• **WHAT YOU HAVE TO DO**
Show every line below where "name" can be found.

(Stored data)
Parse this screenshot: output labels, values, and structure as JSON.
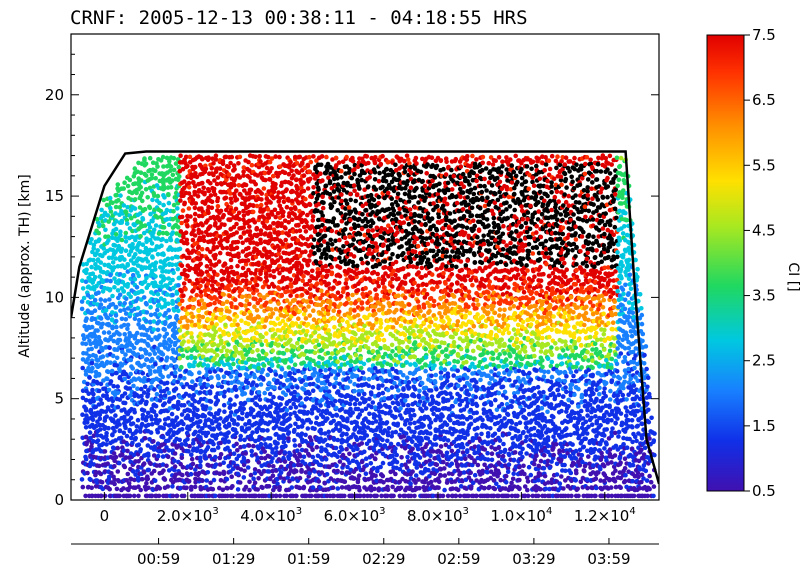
{
  "chart_data": {
    "type": "scatter",
    "title": "CRNF: 2005-12-13 00:38:11 - 04:18:55   HRS",
    "ylabel": "Altitude (approx. TH) [km]",
    "xlim": [
      -800,
      13300
    ],
    "ylim": [
      0,
      23
    ],
    "y_ticks": [
      0,
      5,
      10,
      15,
      20
    ],
    "x_ticks": [
      {
        "value": 0,
        "label": "0"
      },
      {
        "value": 2000,
        "base": "2.0×10",
        "exp": "3"
      },
      {
        "value": 4000,
        "base": "4.0×10",
        "exp": "3"
      },
      {
        "value": 6000,
        "base": "6.0×10",
        "exp": "3"
      },
      {
        "value": 8000,
        "base": "8.0×10",
        "exp": "3"
      },
      {
        "value": 10000,
        "base": "1.0×10",
        "exp": "4"
      },
      {
        "value": 12000,
        "base": "1.2×10",
        "exp": "4"
      }
    ],
    "time_ticks": [
      {
        "value": 1300,
        "label": "00:59"
      },
      {
        "value": 3100,
        "label": "01:29"
      },
      {
        "value": 4900,
        "label": "01:59"
      },
      {
        "value": 6700,
        "label": "02:29"
      },
      {
        "value": 8500,
        "label": "02:59"
      },
      {
        "value": 10300,
        "label": "03:29"
      },
      {
        "value": 12100,
        "label": "03:59"
      }
    ],
    "colorbar": {
      "label": "CI []",
      "range": [
        0.5,
        7.5
      ],
      "ticks": [
        "0.5",
        "1.5",
        "2.5",
        "3.5",
        "4.5",
        "5.5",
        "6.5",
        "7.5"
      ],
      "colors": [
        "#4010b0",
        "#1030e8",
        "#1880ff",
        "#00c8e0",
        "#20d860",
        "#a8e820",
        "#ffe000",
        "#ff9000",
        "#ff3000",
        "#e00000"
      ]
    },
    "flight_altitude": {
      "x": [
        -800,
        -600,
        0,
        500,
        1000,
        12500,
        12700,
        13000,
        13300
      ],
      "y": [
        9,
        11.5,
        15.5,
        17.1,
        17.2,
        17.2,
        11,
        3,
        0.8
      ]
    },
    "legend": "none",
    "grid": false
  }
}
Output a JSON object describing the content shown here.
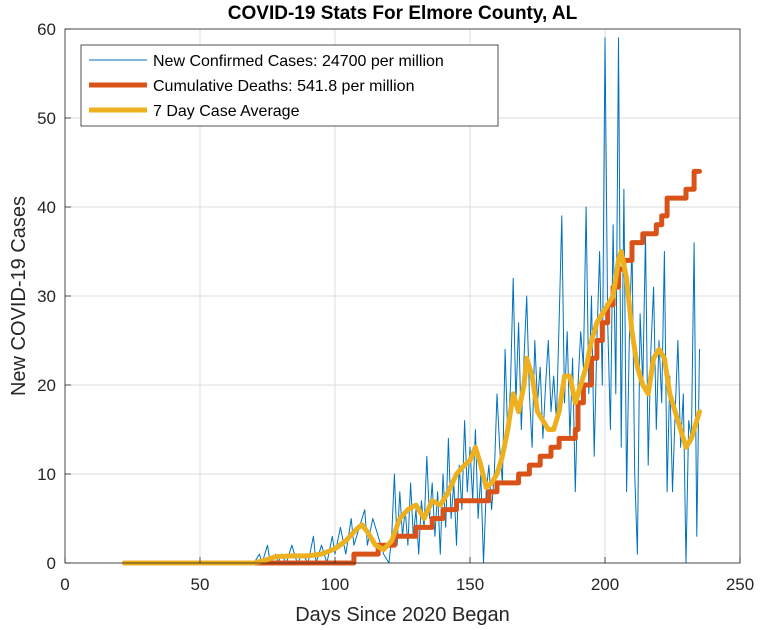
{
  "chart_data": {
    "type": "line",
    "title": "COVID-19 Stats For Elmore County, AL",
    "xlabel": "Days Since 2020 Began",
    "ylabel": "New COVID-19 Cases",
    "xlim": [
      0,
      250
    ],
    "ylim": [
      0,
      60
    ],
    "xticks": [
      0,
      50,
      100,
      150,
      200,
      250
    ],
    "yticks": [
      0,
      10,
      20,
      30,
      40,
      50,
      60
    ],
    "xtick_labels": [
      "0",
      "50",
      "100",
      "150",
      "200",
      "250"
    ],
    "ytick_labels": [
      "0",
      "10",
      "20",
      "30",
      "40",
      "50",
      "60"
    ],
    "grid": true,
    "legend_position": "top-left",
    "series": [
      {
        "name": "New Confirmed Cases: 24700 per million",
        "color": "#0072BD",
        "style": "thin",
        "points": [
          [
            22,
            0
          ],
          [
            70,
            0
          ],
          [
            72,
            1
          ],
          [
            73,
            0
          ],
          [
            75,
            2
          ],
          [
            76,
            0
          ],
          [
            78,
            1
          ],
          [
            79,
            0
          ],
          [
            80,
            1
          ],
          [
            82,
            0
          ],
          [
            84,
            2
          ],
          [
            86,
            0
          ],
          [
            88,
            1
          ],
          [
            90,
            0
          ],
          [
            92,
            3
          ],
          [
            93,
            0
          ],
          [
            95,
            2
          ],
          [
            97,
            0
          ],
          [
            99,
            3
          ],
          [
            100,
            1
          ],
          [
            102,
            4
          ],
          [
            104,
            1
          ],
          [
            106,
            5
          ],
          [
            107,
            2
          ],
          [
            109,
            4
          ],
          [
            111,
            6
          ],
          [
            112,
            2
          ],
          [
            114,
            5
          ],
          [
            116,
            3
          ],
          [
            118,
            1
          ],
          [
            120,
            0
          ],
          [
            121,
            3
          ],
          [
            122,
            10
          ],
          [
            123,
            2
          ],
          [
            124,
            8
          ],
          [
            125,
            3
          ],
          [
            126,
            6
          ],
          [
            127,
            2
          ],
          [
            128,
            9
          ],
          [
            129,
            3
          ],
          [
            130,
            6
          ],
          [
            131,
            1
          ],
          [
            132,
            7
          ],
          [
            133,
            4
          ],
          [
            134,
            12
          ],
          [
            135,
            5
          ],
          [
            136,
            9
          ],
          [
            137,
            3
          ],
          [
            138,
            8
          ],
          [
            139,
            1
          ],
          [
            140,
            10
          ],
          [
            141,
            4
          ],
          [
            142,
            14
          ],
          [
            143,
            5
          ],
          [
            144,
            9
          ],
          [
            145,
            2
          ],
          [
            146,
            11
          ],
          [
            147,
            6
          ],
          [
            148,
            16
          ],
          [
            149,
            8
          ],
          [
            150,
            13
          ],
          [
            151,
            7
          ],
          [
            152,
            15
          ],
          [
            153,
            5
          ],
          [
            154,
            10
          ],
          [
            155,
            0
          ],
          [
            156,
            8
          ],
          [
            157,
            11
          ],
          [
            158,
            6
          ],
          [
            159,
            10
          ],
          [
            160,
            19
          ],
          [
            161,
            13
          ],
          [
            162,
            9
          ],
          [
            163,
            24
          ],
          [
            164,
            14
          ],
          [
            165,
            20
          ],
          [
            166,
            32
          ],
          [
            167,
            18
          ],
          [
            168,
            27
          ],
          [
            169,
            15
          ],
          [
            170,
            23
          ],
          [
            171,
            30
          ],
          [
            172,
            19
          ],
          [
            173,
            13
          ],
          [
            174,
            25
          ],
          [
            175,
            18
          ],
          [
            176,
            22
          ],
          [
            177,
            14
          ],
          [
            178,
            20
          ],
          [
            179,
            25
          ],
          [
            180,
            17
          ],
          [
            181,
            21
          ],
          [
            182,
            16
          ],
          [
            183,
            27
          ],
          [
            184,
            39
          ],
          [
            185,
            18
          ],
          [
            186,
            26
          ],
          [
            187,
            14
          ],
          [
            188,
            23
          ],
          [
            189,
            8
          ],
          [
            190,
            20
          ],
          [
            191,
            26
          ],
          [
            192,
            22
          ],
          [
            193,
            40
          ],
          [
            194,
            19
          ],
          [
            195,
            30
          ],
          [
            196,
            12
          ],
          [
            197,
            25
          ],
          [
            198,
            35
          ],
          [
            199,
            20
          ],
          [
            200,
            59
          ],
          [
            201,
            27
          ],
          [
            202,
            15
          ],
          [
            203,
            38
          ],
          [
            204,
            19
          ],
          [
            205,
            59
          ],
          [
            206,
            13
          ],
          [
            207,
            42
          ],
          [
            208,
            8
          ],
          [
            209,
            25
          ],
          [
            210,
            36
          ],
          [
            211,
            10
          ],
          [
            212,
            1
          ],
          [
            213,
            28
          ],
          [
            214,
            20
          ],
          [
            215,
            37
          ],
          [
            216,
            11
          ],
          [
            217,
            24
          ],
          [
            218,
            31
          ],
          [
            219,
            15
          ],
          [
            220,
            25
          ],
          [
            221,
            18
          ],
          [
            222,
            35
          ],
          [
            223,
            8
          ],
          [
            224,
            21
          ],
          [
            225,
            8
          ],
          [
            226,
            17
          ],
          [
            227,
            25
          ],
          [
            228,
            13
          ],
          [
            229,
            19
          ],
          [
            230,
            0
          ],
          [
            231,
            16
          ],
          [
            232,
            14
          ],
          [
            233,
            36
          ],
          [
            234,
            3
          ],
          [
            235,
            24
          ]
        ]
      },
      {
        "name": "Cumulative Deaths: 541.8 per million",
        "color": "#D95319",
        "style": "thick",
        "points": [
          [
            22,
            0
          ],
          [
            107,
            0
          ],
          [
            107,
            1
          ],
          [
            116,
            1
          ],
          [
            116,
            2
          ],
          [
            122,
            2
          ],
          [
            122,
            3
          ],
          [
            130,
            3
          ],
          [
            130,
            4
          ],
          [
            136,
            4
          ],
          [
            136,
            5
          ],
          [
            140,
            5
          ],
          [
            140,
            6
          ],
          [
            145,
            6
          ],
          [
            145,
            7
          ],
          [
            157,
            7
          ],
          [
            157,
            8
          ],
          [
            160,
            8
          ],
          [
            160,
            9
          ],
          [
            168,
            9
          ],
          [
            168,
            10
          ],
          [
            172,
            10
          ],
          [
            172,
            11
          ],
          [
            176,
            11
          ],
          [
            176,
            12
          ],
          [
            180,
            12
          ],
          [
            180,
            13
          ],
          [
            183,
            13
          ],
          [
            183,
            14
          ],
          [
            189,
            14
          ],
          [
            189,
            15
          ],
          [
            190,
            15
          ],
          [
            190,
            18
          ],
          [
            192,
            18
          ],
          [
            192,
            20
          ],
          [
            195,
            20
          ],
          [
            195,
            23
          ],
          [
            197,
            23
          ],
          [
            197,
            25
          ],
          [
            199,
            25
          ],
          [
            199,
            27
          ],
          [
            201,
            27
          ],
          [
            201,
            29
          ],
          [
            203,
            29
          ],
          [
            203,
            31
          ],
          [
            205,
            31
          ],
          [
            205,
            33
          ],
          [
            207,
            33
          ],
          [
            207,
            34
          ],
          [
            210,
            34
          ],
          [
            210,
            36
          ],
          [
            214,
            36
          ],
          [
            214,
            37
          ],
          [
            219,
            37
          ],
          [
            219,
            38
          ],
          [
            221,
            38
          ],
          [
            221,
            39
          ],
          [
            223,
            39
          ],
          [
            223,
            41
          ],
          [
            230,
            41
          ],
          [
            230,
            42
          ],
          [
            233,
            42
          ],
          [
            233,
            44
          ],
          [
            235,
            44
          ]
        ]
      },
      {
        "name": "7 Day Case Average",
        "color": "#EDB120",
        "style": "thick",
        "points": [
          [
            22,
            0
          ],
          [
            70,
            0
          ],
          [
            74,
            0.3
          ],
          [
            78,
            0.7
          ],
          [
            84,
            0.8
          ],
          [
            90,
            0.8
          ],
          [
            95,
            1
          ],
          [
            100,
            1.6
          ],
          [
            104,
            2.5
          ],
          [
            108,
            3.8
          ],
          [
            110,
            4.3
          ],
          [
            112,
            3.5
          ],
          [
            115,
            2
          ],
          [
            118,
            1.5
          ],
          [
            121,
            2.5
          ],
          [
            124,
            5
          ],
          [
            127,
            6
          ],
          [
            130,
            6.5
          ],
          [
            133,
            5
          ],
          [
            136,
            7
          ],
          [
            139,
            6.5
          ],
          [
            142,
            8
          ],
          [
            145,
            10
          ],
          [
            148,
            11
          ],
          [
            150,
            11.5
          ],
          [
            152,
            13
          ],
          [
            154,
            11
          ],
          [
            156,
            8.5
          ],
          [
            158,
            9
          ],
          [
            160,
            10
          ],
          [
            162,
            12
          ],
          [
            164,
            15
          ],
          [
            166,
            19
          ],
          [
            168,
            17
          ],
          [
            170,
            20
          ],
          [
            171,
            23
          ],
          [
            173,
            21
          ],
          [
            175,
            17
          ],
          [
            177,
            16
          ],
          [
            179,
            15
          ],
          [
            181,
            15
          ],
          [
            183,
            17
          ],
          [
            185,
            21
          ],
          [
            187,
            21
          ],
          [
            189,
            18
          ],
          [
            191,
            20
          ],
          [
            193,
            22
          ],
          [
            195,
            25
          ],
          [
            197,
            27
          ],
          [
            199,
            28
          ],
          [
            201,
            29
          ],
          [
            203,
            30
          ],
          [
            205,
            34
          ],
          [
            206,
            35
          ],
          [
            208,
            32
          ],
          [
            210,
            26
          ],
          [
            212,
            22
          ],
          [
            214,
            20
          ],
          [
            216,
            19
          ],
          [
            218,
            23
          ],
          [
            220,
            24
          ],
          [
            222,
            23
          ],
          [
            224,
            19
          ],
          [
            226,
            17
          ],
          [
            228,
            15
          ],
          [
            230,
            13
          ],
          [
            232,
            14
          ],
          [
            234,
            16
          ],
          [
            235,
            17
          ]
        ]
      }
    ]
  }
}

• **CORRECT RESPONSE**
        "name": "New Confirmed Cases: 24700 per million",
        "name": "Cumulative Deaths: 541.8 per million",
        "name": "7 Day Case Average",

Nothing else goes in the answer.